▸ Aim
Locate and copy each line in the data that contains the word "province".

▸ Records from a collection of figures
## Begin

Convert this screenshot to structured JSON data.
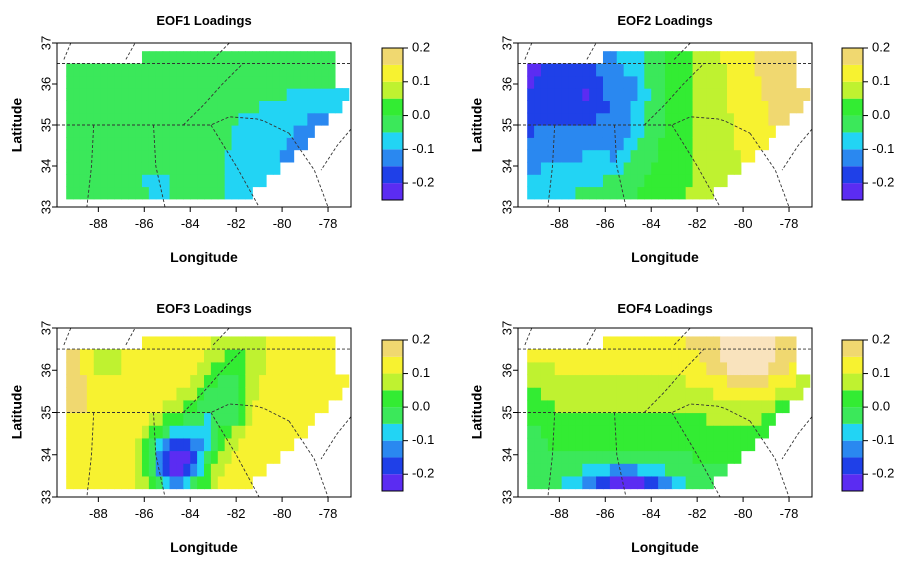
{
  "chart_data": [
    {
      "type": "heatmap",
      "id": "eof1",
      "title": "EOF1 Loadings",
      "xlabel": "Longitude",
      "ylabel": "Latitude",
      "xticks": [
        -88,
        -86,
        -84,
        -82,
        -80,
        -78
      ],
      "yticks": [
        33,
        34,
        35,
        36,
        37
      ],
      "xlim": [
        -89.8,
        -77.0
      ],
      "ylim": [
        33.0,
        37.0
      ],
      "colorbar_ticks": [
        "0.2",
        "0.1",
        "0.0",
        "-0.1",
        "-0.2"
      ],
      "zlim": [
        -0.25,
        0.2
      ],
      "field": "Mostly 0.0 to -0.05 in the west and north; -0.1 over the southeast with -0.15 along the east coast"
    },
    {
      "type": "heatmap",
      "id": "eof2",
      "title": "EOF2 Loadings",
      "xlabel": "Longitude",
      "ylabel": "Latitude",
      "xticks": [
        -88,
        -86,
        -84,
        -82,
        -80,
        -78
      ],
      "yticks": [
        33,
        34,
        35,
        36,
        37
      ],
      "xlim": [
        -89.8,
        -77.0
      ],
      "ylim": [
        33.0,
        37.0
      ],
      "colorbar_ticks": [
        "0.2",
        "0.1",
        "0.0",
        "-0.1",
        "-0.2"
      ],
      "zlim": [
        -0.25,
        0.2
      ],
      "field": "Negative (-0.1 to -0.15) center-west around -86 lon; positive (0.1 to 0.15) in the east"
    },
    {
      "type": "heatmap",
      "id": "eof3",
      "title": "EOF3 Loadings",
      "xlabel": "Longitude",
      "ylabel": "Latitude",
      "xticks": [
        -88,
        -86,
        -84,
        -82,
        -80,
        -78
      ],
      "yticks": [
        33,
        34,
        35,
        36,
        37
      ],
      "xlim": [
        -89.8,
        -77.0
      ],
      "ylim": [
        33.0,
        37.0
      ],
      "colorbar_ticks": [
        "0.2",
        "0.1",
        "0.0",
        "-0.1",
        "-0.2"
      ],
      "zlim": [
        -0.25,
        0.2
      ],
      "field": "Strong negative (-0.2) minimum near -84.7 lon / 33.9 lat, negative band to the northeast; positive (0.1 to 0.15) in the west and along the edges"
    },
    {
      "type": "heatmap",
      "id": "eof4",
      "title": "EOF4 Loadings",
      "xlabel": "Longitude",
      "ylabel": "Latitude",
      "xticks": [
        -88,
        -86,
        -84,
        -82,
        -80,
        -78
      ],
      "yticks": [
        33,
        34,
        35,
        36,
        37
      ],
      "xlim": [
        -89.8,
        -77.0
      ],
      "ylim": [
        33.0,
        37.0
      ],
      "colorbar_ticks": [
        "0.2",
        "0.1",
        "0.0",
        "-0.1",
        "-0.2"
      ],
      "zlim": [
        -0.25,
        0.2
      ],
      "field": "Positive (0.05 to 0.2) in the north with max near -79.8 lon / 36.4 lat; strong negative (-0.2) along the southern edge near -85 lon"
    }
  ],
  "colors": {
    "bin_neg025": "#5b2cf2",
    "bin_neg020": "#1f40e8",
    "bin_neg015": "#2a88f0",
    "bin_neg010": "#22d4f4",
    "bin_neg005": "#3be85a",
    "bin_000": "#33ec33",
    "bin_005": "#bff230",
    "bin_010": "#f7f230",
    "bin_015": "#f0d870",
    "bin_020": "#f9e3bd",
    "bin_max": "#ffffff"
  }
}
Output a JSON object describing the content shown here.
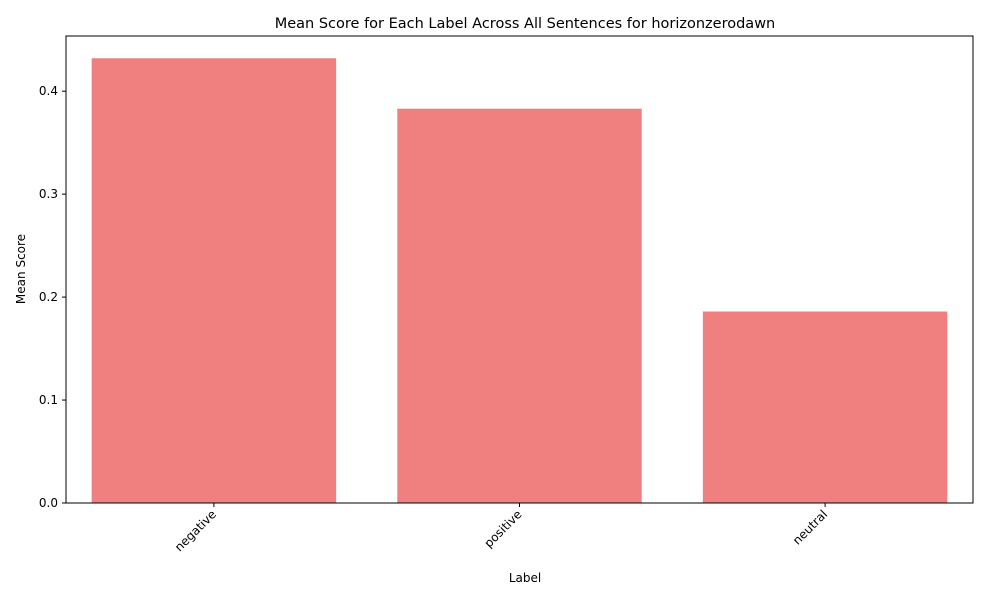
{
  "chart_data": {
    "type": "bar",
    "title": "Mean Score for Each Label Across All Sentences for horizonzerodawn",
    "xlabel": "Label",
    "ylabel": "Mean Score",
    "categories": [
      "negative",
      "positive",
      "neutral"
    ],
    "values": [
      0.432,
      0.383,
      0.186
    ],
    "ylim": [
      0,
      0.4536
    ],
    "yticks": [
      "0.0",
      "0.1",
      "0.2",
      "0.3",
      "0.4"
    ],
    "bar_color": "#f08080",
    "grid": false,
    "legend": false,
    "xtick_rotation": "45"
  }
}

## End
## Begin

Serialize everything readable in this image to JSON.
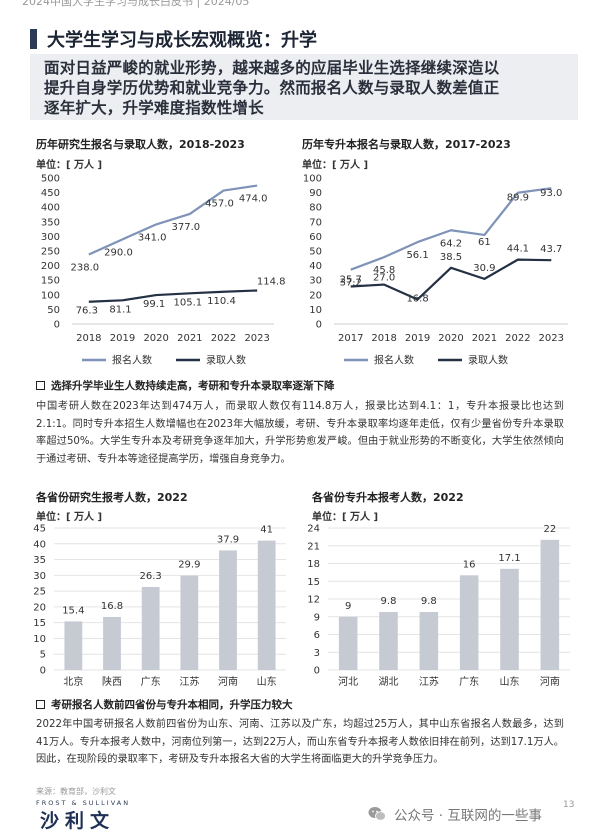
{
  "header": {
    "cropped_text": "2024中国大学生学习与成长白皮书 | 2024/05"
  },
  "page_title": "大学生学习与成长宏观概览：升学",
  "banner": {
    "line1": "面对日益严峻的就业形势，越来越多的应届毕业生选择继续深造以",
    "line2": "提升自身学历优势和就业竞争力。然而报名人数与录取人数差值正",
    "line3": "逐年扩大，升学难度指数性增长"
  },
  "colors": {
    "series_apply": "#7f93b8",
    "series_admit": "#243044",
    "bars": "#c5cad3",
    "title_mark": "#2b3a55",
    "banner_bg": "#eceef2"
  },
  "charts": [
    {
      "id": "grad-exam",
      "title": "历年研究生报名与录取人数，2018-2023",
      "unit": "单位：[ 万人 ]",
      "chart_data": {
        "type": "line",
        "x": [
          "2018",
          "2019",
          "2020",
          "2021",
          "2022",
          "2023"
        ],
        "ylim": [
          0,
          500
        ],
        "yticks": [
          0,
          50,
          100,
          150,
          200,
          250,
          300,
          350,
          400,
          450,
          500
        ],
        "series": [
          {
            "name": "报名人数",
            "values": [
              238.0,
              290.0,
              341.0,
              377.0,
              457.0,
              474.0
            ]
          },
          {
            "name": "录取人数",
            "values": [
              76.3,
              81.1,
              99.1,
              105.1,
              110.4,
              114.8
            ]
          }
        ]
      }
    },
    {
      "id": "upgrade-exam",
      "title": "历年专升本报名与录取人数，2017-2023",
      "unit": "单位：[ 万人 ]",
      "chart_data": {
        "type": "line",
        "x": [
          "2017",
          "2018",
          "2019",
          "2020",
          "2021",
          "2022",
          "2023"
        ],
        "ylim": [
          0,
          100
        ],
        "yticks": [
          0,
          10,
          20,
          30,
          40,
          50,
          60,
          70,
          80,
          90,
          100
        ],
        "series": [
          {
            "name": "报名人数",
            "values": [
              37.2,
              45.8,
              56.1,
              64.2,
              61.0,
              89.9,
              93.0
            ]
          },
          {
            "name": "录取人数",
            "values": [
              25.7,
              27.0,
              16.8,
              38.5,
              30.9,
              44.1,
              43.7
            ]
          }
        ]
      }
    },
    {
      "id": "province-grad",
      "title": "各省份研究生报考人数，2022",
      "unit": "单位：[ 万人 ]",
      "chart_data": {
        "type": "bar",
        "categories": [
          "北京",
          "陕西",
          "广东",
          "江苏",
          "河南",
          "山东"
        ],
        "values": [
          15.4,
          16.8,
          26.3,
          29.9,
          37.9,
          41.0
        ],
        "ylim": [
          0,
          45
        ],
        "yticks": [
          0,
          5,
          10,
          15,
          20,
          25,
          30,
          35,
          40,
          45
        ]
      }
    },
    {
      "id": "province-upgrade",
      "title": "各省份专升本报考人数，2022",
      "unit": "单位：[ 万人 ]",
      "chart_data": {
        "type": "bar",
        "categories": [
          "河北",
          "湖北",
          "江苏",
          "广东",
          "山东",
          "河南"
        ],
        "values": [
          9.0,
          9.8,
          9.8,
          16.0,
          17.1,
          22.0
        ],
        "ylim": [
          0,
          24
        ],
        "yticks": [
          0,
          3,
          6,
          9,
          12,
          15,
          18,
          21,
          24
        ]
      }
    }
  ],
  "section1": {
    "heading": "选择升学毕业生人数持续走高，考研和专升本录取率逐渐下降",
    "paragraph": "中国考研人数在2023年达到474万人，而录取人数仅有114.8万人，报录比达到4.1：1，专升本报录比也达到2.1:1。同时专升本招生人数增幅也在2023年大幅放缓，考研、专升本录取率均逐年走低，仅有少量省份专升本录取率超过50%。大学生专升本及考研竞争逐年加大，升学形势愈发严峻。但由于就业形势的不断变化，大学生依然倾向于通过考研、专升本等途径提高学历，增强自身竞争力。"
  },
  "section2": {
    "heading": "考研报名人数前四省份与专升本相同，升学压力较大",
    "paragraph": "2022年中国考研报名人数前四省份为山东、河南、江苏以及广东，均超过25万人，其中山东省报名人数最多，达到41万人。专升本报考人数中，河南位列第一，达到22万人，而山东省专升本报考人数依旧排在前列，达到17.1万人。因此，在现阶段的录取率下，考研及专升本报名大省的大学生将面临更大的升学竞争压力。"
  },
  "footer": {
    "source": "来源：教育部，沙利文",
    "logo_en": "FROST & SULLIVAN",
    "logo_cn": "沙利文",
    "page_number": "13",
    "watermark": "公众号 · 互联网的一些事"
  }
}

## End

▸ Correct output
      "id": "province-grad",
      "id": "province-upgrade",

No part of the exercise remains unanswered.